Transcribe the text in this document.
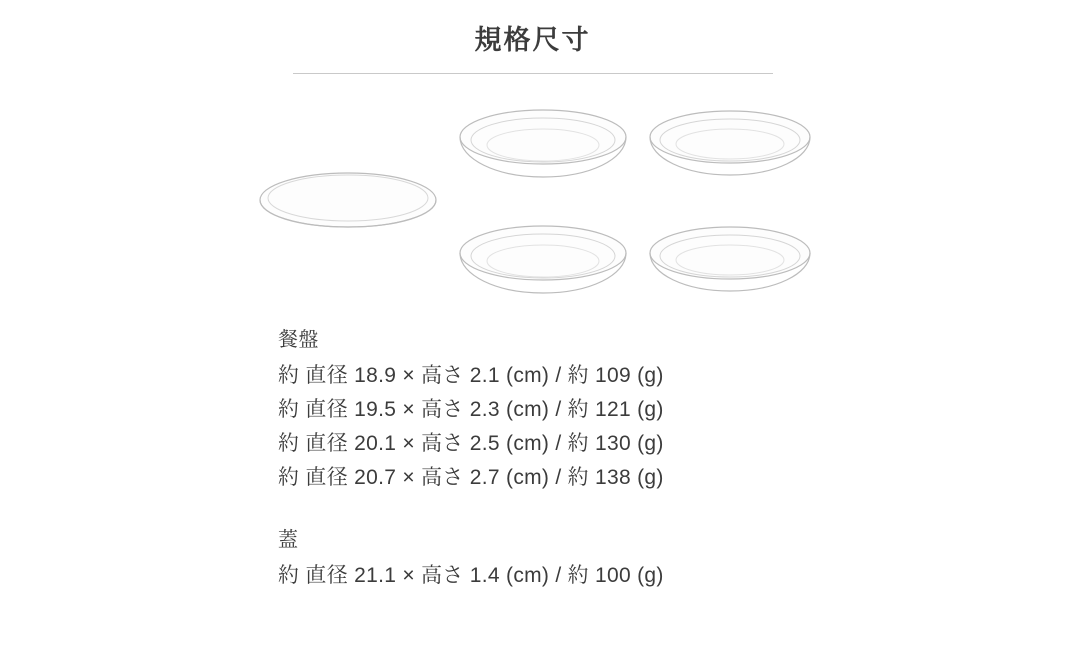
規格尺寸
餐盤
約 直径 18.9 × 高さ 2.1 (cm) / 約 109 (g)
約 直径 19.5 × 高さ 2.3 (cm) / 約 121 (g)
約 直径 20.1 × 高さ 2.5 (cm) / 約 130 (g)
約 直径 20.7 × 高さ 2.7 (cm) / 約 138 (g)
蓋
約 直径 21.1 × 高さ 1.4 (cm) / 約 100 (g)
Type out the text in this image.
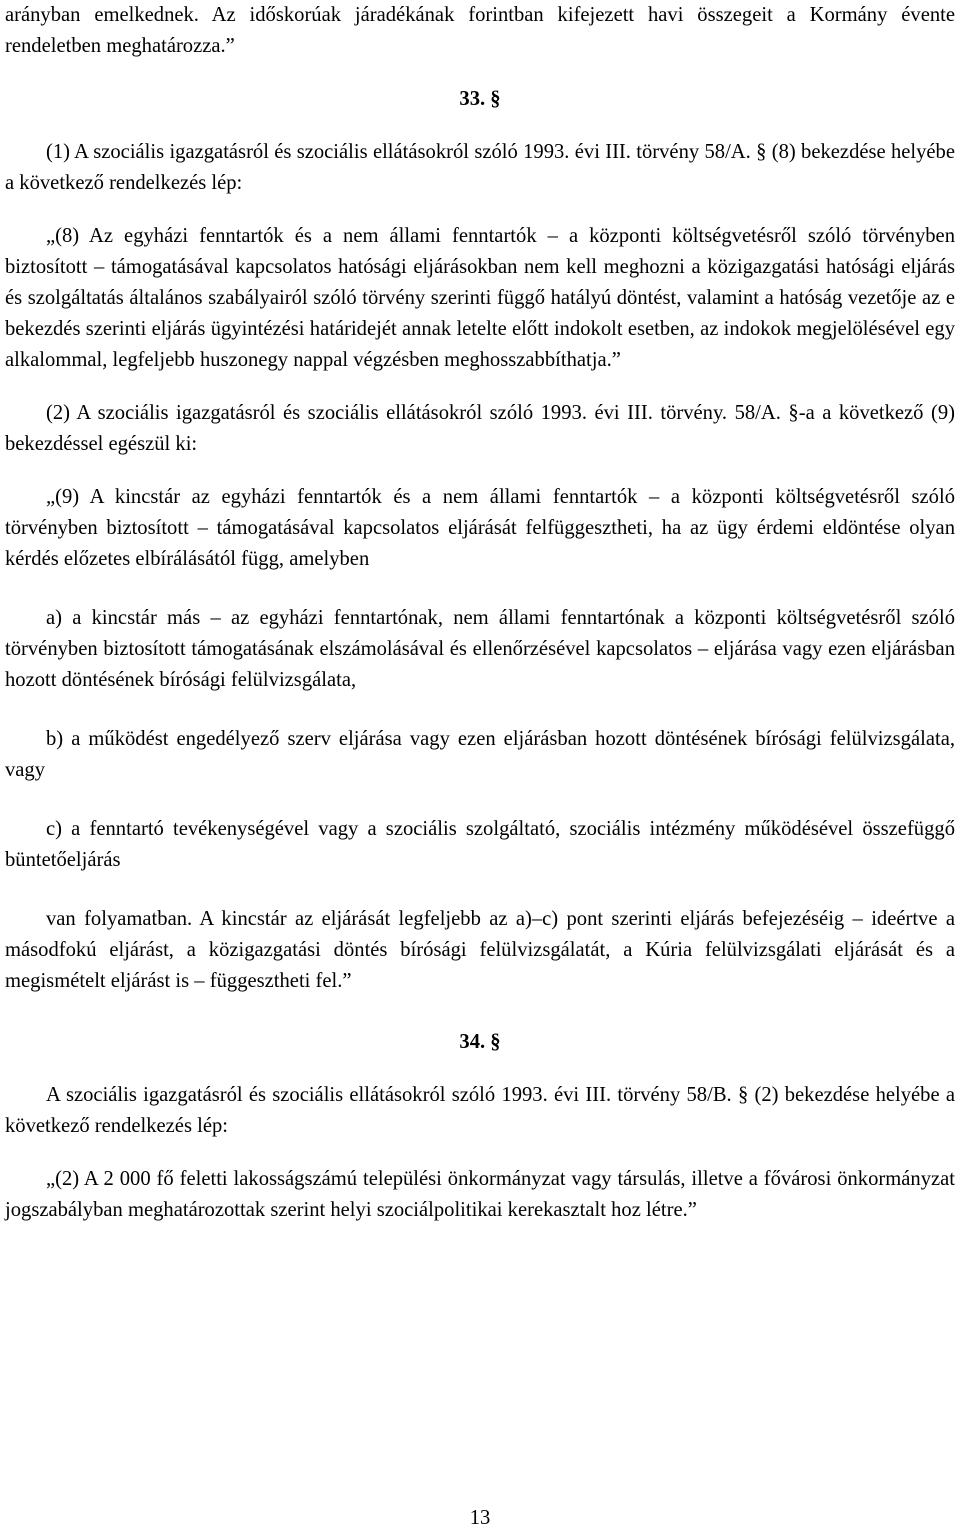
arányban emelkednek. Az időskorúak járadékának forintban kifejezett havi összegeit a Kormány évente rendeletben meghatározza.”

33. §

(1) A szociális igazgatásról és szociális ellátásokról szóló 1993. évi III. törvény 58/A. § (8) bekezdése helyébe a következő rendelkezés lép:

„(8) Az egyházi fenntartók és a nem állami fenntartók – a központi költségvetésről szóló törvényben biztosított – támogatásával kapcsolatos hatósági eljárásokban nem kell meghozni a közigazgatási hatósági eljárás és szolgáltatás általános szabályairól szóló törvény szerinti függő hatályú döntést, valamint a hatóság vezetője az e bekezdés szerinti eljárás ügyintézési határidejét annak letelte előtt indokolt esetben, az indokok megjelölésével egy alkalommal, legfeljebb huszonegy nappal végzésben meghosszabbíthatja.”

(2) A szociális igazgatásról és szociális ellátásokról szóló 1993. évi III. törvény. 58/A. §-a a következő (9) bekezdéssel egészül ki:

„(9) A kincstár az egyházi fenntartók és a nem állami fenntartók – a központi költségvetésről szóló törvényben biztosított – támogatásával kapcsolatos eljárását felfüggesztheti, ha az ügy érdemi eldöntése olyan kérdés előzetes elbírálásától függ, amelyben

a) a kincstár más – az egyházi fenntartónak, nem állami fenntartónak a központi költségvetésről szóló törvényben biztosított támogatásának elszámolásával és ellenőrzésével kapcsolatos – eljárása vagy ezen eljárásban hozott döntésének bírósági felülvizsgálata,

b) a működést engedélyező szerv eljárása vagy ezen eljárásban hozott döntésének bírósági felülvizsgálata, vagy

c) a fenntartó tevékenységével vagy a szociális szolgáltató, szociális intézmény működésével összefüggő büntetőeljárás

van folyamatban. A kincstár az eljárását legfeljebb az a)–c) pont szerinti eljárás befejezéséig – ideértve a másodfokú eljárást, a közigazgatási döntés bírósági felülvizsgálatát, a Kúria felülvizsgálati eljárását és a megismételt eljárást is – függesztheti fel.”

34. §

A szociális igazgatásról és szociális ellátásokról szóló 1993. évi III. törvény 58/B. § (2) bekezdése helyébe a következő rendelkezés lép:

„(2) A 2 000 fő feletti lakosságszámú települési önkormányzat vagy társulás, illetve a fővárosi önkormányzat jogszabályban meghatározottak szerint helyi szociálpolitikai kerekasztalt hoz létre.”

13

-*-

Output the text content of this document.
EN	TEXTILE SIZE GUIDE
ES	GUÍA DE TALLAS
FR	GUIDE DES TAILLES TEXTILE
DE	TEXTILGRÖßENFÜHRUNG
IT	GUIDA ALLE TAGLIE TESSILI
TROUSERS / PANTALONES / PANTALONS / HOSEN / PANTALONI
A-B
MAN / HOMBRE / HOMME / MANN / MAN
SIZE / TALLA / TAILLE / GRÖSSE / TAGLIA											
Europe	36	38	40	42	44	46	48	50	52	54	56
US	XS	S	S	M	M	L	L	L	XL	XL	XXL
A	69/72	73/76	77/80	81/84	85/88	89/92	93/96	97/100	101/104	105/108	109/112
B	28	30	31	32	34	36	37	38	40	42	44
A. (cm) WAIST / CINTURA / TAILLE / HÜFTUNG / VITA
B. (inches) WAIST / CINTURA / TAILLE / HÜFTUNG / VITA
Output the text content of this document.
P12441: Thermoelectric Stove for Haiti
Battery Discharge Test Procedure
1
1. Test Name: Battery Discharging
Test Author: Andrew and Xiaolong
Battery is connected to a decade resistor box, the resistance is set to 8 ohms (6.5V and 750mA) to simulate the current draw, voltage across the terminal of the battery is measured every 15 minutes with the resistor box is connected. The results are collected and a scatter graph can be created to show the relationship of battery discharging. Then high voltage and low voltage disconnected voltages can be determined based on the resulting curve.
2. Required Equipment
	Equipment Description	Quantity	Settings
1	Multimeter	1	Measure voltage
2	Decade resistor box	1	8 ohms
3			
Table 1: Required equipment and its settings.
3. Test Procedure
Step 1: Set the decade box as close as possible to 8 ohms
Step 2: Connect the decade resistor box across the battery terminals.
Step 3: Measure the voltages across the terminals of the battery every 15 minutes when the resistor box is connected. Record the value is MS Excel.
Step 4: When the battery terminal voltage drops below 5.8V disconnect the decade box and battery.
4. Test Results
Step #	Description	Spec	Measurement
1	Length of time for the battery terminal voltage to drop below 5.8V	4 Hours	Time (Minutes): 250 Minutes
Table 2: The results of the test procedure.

-*-

▶ _Written problem_
Using the listing above, work out how many of its lines include "Step", and give only the result.

▶ _Exercise output_
5